Task item: From the entries, copy out every line in which the word "median" is found.

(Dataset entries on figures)

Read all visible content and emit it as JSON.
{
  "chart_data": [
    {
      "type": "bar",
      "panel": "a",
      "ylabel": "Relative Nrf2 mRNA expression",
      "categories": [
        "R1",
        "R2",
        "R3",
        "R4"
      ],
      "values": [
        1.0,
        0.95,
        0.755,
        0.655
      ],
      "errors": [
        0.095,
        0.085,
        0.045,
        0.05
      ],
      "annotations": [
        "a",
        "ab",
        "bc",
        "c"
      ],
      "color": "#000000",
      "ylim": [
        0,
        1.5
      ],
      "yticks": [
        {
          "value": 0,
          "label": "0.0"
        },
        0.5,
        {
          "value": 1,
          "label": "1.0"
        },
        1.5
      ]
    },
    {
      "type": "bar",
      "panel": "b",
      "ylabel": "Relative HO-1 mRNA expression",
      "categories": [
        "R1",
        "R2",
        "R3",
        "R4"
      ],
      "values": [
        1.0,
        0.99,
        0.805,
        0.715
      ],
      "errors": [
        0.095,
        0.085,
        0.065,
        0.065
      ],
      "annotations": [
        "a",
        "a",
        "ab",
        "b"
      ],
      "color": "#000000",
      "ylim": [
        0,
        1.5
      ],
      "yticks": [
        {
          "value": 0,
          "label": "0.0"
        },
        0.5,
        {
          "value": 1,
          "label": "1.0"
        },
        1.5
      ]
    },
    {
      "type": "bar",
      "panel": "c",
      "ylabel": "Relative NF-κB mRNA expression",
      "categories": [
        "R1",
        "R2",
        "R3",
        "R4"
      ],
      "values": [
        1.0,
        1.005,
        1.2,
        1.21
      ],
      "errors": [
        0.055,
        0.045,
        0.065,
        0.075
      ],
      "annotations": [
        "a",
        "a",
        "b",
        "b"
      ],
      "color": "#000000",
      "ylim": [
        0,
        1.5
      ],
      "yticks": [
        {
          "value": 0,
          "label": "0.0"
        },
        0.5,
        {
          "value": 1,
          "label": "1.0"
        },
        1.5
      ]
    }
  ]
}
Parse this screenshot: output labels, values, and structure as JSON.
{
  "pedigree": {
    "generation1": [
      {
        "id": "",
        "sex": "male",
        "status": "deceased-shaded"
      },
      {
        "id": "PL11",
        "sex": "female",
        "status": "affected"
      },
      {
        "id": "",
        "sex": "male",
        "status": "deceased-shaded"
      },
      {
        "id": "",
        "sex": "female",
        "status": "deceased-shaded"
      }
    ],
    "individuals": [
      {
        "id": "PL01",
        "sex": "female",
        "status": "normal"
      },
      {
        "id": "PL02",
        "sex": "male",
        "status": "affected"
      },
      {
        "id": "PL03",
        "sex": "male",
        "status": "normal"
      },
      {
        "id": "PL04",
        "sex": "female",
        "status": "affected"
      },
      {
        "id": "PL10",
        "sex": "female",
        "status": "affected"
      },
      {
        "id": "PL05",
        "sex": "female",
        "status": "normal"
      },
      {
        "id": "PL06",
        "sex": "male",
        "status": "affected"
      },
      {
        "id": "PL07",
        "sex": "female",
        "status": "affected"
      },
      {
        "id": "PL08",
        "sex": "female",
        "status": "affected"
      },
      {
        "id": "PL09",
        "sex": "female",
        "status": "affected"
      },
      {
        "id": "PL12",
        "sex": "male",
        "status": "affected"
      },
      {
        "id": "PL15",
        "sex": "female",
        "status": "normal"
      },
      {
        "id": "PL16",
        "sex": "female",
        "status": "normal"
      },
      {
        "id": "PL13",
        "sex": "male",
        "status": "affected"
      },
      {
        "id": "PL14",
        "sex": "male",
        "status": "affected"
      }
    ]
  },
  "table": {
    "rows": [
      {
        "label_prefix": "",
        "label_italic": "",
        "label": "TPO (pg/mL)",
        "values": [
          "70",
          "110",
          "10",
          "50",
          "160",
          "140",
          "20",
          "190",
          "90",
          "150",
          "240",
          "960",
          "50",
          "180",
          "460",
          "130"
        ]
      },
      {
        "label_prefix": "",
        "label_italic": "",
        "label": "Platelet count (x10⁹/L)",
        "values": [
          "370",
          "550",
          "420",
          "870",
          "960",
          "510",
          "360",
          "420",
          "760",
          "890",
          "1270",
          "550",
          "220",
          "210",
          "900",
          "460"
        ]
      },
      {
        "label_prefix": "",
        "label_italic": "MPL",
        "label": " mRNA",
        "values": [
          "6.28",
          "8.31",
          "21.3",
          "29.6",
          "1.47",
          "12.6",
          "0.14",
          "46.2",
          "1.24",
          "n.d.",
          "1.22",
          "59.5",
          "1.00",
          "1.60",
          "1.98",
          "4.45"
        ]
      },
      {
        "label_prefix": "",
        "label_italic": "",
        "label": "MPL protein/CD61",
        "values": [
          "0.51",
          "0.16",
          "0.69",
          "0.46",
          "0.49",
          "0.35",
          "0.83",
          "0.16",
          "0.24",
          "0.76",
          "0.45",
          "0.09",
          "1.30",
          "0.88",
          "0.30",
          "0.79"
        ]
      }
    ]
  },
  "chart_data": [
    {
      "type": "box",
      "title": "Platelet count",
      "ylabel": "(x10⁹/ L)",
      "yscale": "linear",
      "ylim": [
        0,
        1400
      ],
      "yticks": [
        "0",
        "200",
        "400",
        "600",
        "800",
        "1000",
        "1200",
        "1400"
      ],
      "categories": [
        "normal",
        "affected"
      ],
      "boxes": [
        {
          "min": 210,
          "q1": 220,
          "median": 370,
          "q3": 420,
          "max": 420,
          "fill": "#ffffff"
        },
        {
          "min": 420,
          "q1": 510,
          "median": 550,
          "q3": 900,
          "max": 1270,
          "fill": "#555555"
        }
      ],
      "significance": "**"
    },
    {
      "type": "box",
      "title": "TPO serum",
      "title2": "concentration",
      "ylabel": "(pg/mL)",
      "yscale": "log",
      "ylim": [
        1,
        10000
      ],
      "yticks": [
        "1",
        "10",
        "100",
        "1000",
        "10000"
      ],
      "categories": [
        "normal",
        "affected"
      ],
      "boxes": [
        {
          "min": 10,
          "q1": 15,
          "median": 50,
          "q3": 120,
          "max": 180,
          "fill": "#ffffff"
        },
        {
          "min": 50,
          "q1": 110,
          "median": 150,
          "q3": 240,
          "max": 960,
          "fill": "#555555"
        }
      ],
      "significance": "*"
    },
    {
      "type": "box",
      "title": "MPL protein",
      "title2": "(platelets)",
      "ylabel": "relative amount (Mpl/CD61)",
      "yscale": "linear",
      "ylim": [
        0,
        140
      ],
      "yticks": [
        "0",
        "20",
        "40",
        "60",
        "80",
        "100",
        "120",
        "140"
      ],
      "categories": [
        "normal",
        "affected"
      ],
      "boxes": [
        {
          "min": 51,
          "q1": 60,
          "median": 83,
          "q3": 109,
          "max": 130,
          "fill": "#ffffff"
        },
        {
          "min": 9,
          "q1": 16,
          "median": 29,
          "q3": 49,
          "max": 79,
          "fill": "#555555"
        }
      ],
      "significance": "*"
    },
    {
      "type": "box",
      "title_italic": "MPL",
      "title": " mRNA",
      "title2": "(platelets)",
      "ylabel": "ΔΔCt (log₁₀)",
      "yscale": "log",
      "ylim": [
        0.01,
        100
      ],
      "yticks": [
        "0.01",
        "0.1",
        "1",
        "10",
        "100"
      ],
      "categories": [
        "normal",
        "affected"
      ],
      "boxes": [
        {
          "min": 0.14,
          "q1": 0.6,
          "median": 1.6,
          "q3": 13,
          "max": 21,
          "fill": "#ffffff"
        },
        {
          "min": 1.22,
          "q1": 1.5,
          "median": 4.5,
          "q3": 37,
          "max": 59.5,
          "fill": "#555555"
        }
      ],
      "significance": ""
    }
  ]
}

Solution to the problem:
          "median": 370,
          "median": 550,
          "median": 50,
          "median": 150,
          "median": 83,
          "median": 29,
          "median": 1.6,
          "median": 4.5,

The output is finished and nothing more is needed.